Entries with figure data:

────────────────────────────────────────

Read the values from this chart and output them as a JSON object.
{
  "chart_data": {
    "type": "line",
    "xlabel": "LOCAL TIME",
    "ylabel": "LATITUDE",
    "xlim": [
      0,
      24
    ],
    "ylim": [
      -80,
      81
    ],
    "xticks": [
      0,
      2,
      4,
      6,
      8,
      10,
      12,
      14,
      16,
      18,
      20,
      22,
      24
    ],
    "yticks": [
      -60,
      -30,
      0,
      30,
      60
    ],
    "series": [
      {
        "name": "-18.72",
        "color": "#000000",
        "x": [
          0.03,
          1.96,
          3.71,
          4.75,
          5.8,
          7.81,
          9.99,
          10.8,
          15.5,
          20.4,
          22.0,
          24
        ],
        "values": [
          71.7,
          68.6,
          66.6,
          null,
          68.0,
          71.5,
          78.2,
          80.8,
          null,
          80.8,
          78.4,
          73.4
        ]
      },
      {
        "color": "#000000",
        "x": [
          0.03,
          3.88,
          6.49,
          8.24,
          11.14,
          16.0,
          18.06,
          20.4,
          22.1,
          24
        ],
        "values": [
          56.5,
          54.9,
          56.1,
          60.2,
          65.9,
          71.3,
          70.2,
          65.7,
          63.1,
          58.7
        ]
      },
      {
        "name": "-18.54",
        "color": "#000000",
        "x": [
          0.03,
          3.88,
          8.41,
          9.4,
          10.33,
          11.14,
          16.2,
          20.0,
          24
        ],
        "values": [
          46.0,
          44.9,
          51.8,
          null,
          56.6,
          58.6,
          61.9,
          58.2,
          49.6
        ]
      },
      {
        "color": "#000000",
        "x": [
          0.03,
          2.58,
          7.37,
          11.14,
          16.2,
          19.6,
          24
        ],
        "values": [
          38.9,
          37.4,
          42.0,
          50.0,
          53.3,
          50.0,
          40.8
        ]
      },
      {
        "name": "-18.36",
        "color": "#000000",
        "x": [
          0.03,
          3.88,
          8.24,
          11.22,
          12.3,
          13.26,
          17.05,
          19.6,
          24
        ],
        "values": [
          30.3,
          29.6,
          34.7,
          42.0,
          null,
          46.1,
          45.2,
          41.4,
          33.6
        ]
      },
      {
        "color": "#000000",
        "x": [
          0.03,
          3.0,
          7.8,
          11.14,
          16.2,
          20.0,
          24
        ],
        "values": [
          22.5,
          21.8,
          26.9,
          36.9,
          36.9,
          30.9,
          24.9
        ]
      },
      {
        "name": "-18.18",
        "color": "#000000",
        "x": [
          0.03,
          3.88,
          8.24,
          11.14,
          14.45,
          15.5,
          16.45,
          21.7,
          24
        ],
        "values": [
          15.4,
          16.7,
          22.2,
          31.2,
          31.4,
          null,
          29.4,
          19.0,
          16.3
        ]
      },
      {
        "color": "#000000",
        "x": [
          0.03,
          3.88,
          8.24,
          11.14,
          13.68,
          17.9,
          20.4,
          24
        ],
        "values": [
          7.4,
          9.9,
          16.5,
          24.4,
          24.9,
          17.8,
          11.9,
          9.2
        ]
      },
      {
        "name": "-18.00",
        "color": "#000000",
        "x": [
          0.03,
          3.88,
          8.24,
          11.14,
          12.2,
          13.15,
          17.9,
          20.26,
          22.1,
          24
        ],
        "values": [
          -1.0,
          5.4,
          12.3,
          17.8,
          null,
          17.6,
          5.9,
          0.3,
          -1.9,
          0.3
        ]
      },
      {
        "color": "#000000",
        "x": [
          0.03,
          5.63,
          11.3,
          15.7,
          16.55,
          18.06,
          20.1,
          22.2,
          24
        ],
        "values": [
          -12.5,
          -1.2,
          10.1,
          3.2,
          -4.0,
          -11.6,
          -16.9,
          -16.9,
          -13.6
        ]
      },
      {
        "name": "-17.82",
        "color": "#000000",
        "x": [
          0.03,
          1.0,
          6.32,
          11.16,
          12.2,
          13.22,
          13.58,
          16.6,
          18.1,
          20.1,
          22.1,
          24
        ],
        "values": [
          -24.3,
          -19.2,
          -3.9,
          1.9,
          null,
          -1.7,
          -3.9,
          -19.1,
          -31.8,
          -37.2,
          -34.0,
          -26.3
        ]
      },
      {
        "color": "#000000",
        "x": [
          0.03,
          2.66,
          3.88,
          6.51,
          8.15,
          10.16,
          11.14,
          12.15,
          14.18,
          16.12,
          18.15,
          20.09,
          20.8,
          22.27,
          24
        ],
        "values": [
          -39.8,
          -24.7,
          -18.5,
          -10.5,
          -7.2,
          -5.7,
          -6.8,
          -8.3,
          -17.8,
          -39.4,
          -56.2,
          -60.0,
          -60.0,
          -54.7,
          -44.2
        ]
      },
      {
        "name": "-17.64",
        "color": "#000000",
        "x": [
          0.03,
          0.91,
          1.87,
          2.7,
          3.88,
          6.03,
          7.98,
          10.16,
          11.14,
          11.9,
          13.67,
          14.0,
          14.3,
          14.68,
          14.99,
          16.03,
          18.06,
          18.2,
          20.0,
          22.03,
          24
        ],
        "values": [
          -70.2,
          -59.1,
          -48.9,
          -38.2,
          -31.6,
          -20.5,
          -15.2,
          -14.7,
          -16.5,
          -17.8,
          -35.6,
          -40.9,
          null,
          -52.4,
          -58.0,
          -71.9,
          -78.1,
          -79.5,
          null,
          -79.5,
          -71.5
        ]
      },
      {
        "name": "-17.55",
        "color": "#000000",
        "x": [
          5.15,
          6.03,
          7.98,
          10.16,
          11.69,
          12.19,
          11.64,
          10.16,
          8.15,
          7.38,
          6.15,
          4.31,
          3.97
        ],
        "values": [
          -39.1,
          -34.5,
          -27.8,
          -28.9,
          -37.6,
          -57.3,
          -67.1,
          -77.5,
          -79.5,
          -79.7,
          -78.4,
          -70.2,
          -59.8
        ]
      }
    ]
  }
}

────────────────────────────────────────

__Goal__:
Every entry should be printed again exactly as written.

__Response__:
Read the values from this chart and output them as a JSON object.
{
  "chart_data": {
    "type": "line",
    "xlabel": "LOCAL TIME",
    "ylabel": "LATITUDE",
    "xlim": [
      0,
      24
    ],
    "ylim": [
      -80,
      81
    ],
    "xticks": [
      0,
      2,
      4,
      6,
      8,
      10,
      12,
      14,
      16,
      18,
      20,
      22,
      24
    ],
    "yticks": [
      -60,
      -30,
      0,
      30,
      60
    ],
    "series": [
      {
        "name": "-18.72",
        "color": "#000000",
        "x": [
          0.03,
          1.96,
          3.71,
          4.75,
          5.8,
          7.81,
          9.99,
          10.8,
          15.5,
          20.4,
          22.0,
          24
        ],
        "values": [
          71.7,
          68.6,
          66.6,
          null,
          68.0,
          71.5,
          78.2,
          80.8,
          null,
          80.8,
          78.4,
          73.4
        ]
      },
      {
        "color": "#000000",
        "x": [
          0.03,
          3.88,
          6.49,
          8.24,
          11.14,
          16.0,
          18.06,
          20.4,
          22.1,
          24
        ],
        "values": [
          56.5,
          54.9,
          56.1,
          60.2,
          65.9,
          71.3,
          70.2,
          65.7,
          63.1,
          58.7
        ]
      },
      {
        "name": "-18.54",
        "color": "#000000",
        "x": [
          0.03,
          3.88,
          8.41,
          9.4,
          10.33,
          11.14,
          16.2,
          20.0,
          24
        ],
        "values": [
          46.0,
          44.9,
          51.8,
          null,
          56.6,
          58.6,
          61.9,
          58.2,
          49.6
        ]
      },
      {
        "color": "#000000",
        "x": [
          0.03,
          2.58,
          7.37,
          11.14,
          16.2,
          19.6,
          24
        ],
        "values": [
          38.9,
          37.4,
          42.0,
          50.0,
          53.3,
          50.0,
          40.8
        ]
      },
      {
        "name": "-18.36",
        "color": "#000000",
        "x": [
          0.03,
          3.88,
          8.24,
          11.22,
          12.3,
          13.26,
          17.05,
          19.6,
          24
        ],
        "values": [
          30.3,
          29.6,
          34.7,
          42.0,
          null,
          46.1,
          45.2,
          41.4,
          33.6
        ]
      },
      {
        "color": "#000000",
        "x": [
          0.03,
          3.0,
          7.8,
          11.14,
          16.2,
          20.0,
          24
        ],
        "values": [
          22.5,
          21.8,
          26.9,
          36.9,
          36.9,
          30.9,
          24.9
        ]
      },
      {
        "name": "-18.18",
        "color": "#000000",
        "x": [
          0.03,
          3.88,
          8.24,
          11.14,
          14.45,
          15.5,
          16.45,
          21.7,
          24
        ],
        "values": [
          15.4,
          16.7,
          22.2,
          31.2,
          31.4,
          null,
          29.4,
          19.0,
          16.3
        ]
      },
      {
        "color": "#000000",
        "x": [
          0.03,
          3.88,
          8.24,
          11.14,
          13.68,
          17.9,
          20.4,
          24
        ],
        "values": [
          7.4,
          9.9,
          16.5,
          24.4,
          24.9,
          17.8,
          11.9,
          9.2
        ]
      },
      {
        "name": "-18.00",
        "color": "#000000",
        "x": [
          0.03,
          3.88,
          8.24,
          11.14,
          12.2,
          13.15,
          17.9,
          20.26,
          22.1,
          24
        ],
        "values": [
          -1.0,
          5.4,
          12.3,
          17.8,
          null,
          17.6,
          5.9,
          0.3,
          -1.9,
          0.3
        ]
      },
      {
        "color": "#000000",
        "x": [
          0.03,
          5.63,
          11.3,
          15.7,
          16.55,
          18.06,
          20.1,
          22.2,
          24
        ],
        "values": [
          -12.5,
          -1.2,
          10.1,
          3.2,
          -4.0,
          -11.6,
          -16.9,
          -16.9,
          -13.6
        ]
      },
      {
        "name": "-17.82",
        "color": "#000000",
        "x": [
          0.03,
          1.0,
          6.32,
          11.16,
          12.2,
          13.22,
          13.58,
          16.6,
          18.1,
          20.1,
          22.1,
          24
        ],
        "values": [
          -24.3,
          -19.2,
          -3.9,
          1.9,
          null,
          -1.7,
          -3.9,
          -19.1,
          -31.8,
          -37.2,
          -34.0,
          -26.3
        ]
      },
      {
        "color": "#000000",
        "x": [
          0.03,
          2.66,
          3.88,
          6.51,
          8.15,
          10.16,
          11.14,
          12.15,
          14.18,
          16.12,
          18.15,
          20.09,
          20.8,
          22.27,
          24
        ],
        "values": [
          -39.8,
          -24.7,
          -18.5,
          -10.5,
          -7.2,
          -5.7,
          -6.8,
          -8.3,
          -17.8,
          -39.4,
          -56.2,
          -60.0,
          -60.0,
          -54.7,
          -44.2
        ]
      },
      {
        "name": "-17.64",
        "color": "#000000",
        "x": [
          0.03,
          0.91,
          1.87,
          2.7,
          3.88,
          6.03,
          7.98,
          10.16,
          11.14,
          11.9,
          13.67,
          14.0,
          14.3,
          14.68,
          14.99,
          16.03,
          18.06,
          18.2,
          20.0,
          22.03,
          24
        ],
        "values": [
          -70.2,
          -59.1,
          -48.9,
          -38.2,
          -31.6,
          -20.5,
          -15.2,
          -14.7,
          -16.5,
          -17.8,
          -35.6,
          -40.9,
          null,
          -52.4,
          -58.0,
          -71.9,
          -78.1,
          -79.5,
          null,
          -79.5,
          -71.5
        ]
      },
      {
        "name": "-17.55",
        "color": "#000000",
        "x": [
          5.15,
          6.03,
          7.98,
          10.16,
          11.69,
          12.19,
          11.64,
          10.16,
          8.15,
          7.38,
          6.15,
          4.31,
          3.97
        ],
        "values": [
          -39.1,
          -34.5,
          -27.8,
          -28.9,
          -37.6,
          -57.3,
          -67.1,
          -77.5,
          -79.5,
          -79.7,
          -78.4,
          -70.2,
          -59.8
        ]
      }
    ]
  }
}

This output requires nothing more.